Extracted records
[START]
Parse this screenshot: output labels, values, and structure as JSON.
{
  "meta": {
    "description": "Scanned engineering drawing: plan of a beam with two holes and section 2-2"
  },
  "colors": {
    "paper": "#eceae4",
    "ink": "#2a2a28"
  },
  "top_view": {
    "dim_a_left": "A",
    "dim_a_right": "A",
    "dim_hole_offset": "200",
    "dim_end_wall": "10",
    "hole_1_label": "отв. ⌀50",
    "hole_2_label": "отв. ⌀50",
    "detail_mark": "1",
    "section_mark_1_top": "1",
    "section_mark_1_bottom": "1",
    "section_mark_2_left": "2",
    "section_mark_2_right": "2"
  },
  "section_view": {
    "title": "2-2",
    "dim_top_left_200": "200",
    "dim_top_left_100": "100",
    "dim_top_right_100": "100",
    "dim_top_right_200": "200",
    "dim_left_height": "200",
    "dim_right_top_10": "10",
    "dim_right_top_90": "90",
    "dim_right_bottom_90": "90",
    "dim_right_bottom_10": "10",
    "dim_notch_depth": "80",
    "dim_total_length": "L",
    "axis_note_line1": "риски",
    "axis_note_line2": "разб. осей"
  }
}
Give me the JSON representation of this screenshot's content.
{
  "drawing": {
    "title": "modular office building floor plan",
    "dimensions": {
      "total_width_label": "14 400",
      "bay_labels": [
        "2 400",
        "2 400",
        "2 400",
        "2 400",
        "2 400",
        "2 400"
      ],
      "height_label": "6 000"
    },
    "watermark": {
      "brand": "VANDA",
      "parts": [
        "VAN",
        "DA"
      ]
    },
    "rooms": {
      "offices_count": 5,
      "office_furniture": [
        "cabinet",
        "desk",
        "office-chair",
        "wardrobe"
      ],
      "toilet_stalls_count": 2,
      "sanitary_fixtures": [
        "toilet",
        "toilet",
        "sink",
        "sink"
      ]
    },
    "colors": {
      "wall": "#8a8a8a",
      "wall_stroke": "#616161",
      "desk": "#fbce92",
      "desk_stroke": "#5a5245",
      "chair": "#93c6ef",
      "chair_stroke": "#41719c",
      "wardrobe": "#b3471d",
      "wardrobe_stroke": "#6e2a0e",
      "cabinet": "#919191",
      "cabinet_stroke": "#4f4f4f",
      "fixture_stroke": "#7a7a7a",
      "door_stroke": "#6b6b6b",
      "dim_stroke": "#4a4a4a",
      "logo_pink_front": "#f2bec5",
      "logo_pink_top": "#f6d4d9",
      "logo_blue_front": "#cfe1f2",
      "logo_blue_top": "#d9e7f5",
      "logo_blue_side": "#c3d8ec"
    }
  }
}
[END]
WHAT THE EXERCISE ASKS
Please repeat the listing exactly, with nothing left out.

WRITTEN RESPONSE
Parse this screenshot: output labels, values, and structure as JSON.
{
  "meta": {
    "description": "Scanned engineering drawing: plan of a beam with two holes and section 2-2"
  },
  "colors": {
    "paper": "#eceae4",
    "ink": "#2a2a28"
  },
  "top_view": {
    "dim_a_left": "A",
    "dim_a_right": "A",
    "dim_hole_offset": "200",
    "dim_end_wall": "10",
    "hole_1_label": "отв. ⌀50",
    "hole_2_label": "отв. ⌀50",
    "detail_mark": "1",
    "section_mark_1_top": "1",
    "section_mark_1_bottom": "1",
    "section_mark_2_left": "2",
    "section_mark_2_right": "2"
  },
  "section_view": {
    "title": "2-2",
    "dim_top_left_200": "200",
    "dim_top_left_100": "100",
    "dim_top_right_100": "100",
    "dim_top_right_200": "200",
    "dim_left_height": "200",
    "dim_right_top_10": "10",
    "dim_right_top_90": "90",
    "dim_right_bottom_90": "90",
    "dim_right_bottom_10": "10",
    "dim_notch_depth": "80",
    "dim_total_length": "L",
    "axis_note_line1": "риски",
    "axis_note_line2": "разб. осей"
  }
}
Give me the JSON representation of this screenshot's content.
{
  "drawing": {
    "title": "modular office building floor plan",
    "dimensions": {
      "total_width_label": "14 400",
      "bay_labels": [
        "2 400",
        "2 400",
        "2 400",
        "2 400",
        "2 400",
        "2 400"
      ],
      "height_label": "6 000"
    },
    "watermark": {
      "brand": "VANDA",
      "parts": [
        "VAN",
        "DA"
      ]
    },
    "rooms": {
      "offices_count": 5,
      "office_furniture": [
        "cabinet",
        "desk",
        "office-chair",
        "wardrobe"
      ],
      "toilet_stalls_count": 2,
      "sanitary_fixtures": [
        "toilet",
        "toilet",
        "sink",
        "sink"
      ]
    },
    "colors": {
      "wall": "#8a8a8a",
      "wall_stroke": "#616161",
      "desk": "#fbce92",
      "desk_stroke": "#5a5245",
      "chair": "#93c6ef",
      "chair_stroke": "#41719c",
      "wardrobe": "#b3471d",
      "wardrobe_stroke": "#6e2a0e",
      "cabinet": "#919191",
      "cabinet_stroke": "#4f4f4f",
      "fixture_stroke": "#7a7a7a",
      "door_stroke": "#6b6b6b",
      "dim_stroke": "#4a4a4a",
      "logo_pink_front": "#f2bec5",
      "logo_pink_top": "#f6d4d9",
      "logo_blue_front": "#cfe1f2",
      "logo_blue_top": "#d9e7f5",
      "logo_blue_side": "#c3d8ec"
    }
  }
}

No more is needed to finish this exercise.